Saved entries
start

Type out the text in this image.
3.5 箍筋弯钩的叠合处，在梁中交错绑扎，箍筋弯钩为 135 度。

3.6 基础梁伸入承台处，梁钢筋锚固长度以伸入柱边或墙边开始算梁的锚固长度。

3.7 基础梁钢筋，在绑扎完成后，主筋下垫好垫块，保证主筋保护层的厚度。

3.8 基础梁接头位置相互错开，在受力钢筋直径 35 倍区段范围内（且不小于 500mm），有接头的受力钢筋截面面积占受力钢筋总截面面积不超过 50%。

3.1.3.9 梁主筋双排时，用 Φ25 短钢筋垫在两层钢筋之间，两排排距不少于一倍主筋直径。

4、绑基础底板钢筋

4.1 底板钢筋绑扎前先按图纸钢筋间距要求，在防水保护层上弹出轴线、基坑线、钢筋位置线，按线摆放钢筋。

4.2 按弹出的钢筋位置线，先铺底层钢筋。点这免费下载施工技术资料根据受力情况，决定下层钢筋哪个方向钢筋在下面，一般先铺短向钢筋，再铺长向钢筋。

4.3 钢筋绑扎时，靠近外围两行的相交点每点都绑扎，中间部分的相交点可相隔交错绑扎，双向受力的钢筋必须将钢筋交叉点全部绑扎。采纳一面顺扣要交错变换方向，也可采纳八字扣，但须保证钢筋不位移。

end
start

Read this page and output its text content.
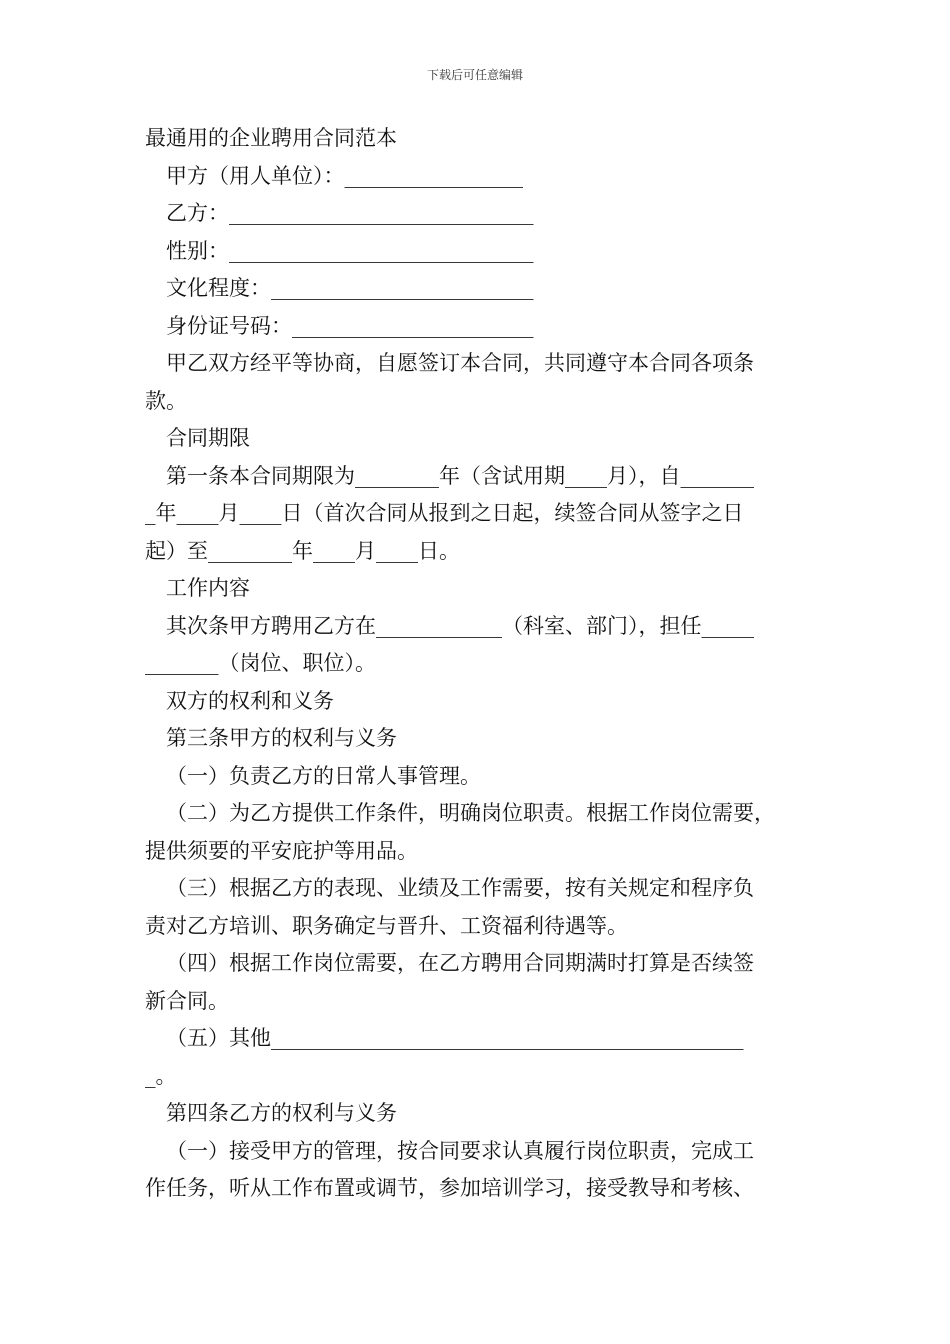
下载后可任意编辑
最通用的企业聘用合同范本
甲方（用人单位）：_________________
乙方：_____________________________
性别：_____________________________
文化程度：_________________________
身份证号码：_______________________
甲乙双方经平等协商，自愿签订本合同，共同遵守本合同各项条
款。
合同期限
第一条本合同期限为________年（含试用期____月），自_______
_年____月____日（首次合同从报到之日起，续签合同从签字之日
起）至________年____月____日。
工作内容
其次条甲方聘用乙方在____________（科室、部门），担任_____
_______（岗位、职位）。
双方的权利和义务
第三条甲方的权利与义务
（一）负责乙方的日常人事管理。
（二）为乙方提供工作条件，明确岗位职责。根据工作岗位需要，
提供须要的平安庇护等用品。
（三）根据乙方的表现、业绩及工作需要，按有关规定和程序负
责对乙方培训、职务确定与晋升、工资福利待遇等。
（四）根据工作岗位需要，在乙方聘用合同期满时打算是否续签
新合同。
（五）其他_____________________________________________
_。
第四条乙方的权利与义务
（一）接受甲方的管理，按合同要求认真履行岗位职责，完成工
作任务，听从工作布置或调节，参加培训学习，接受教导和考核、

end

Task brief — Show, from the material above, each line that includes the string "text".

Answer for the task —
Type out the text in this image.
Read this page and output its text content.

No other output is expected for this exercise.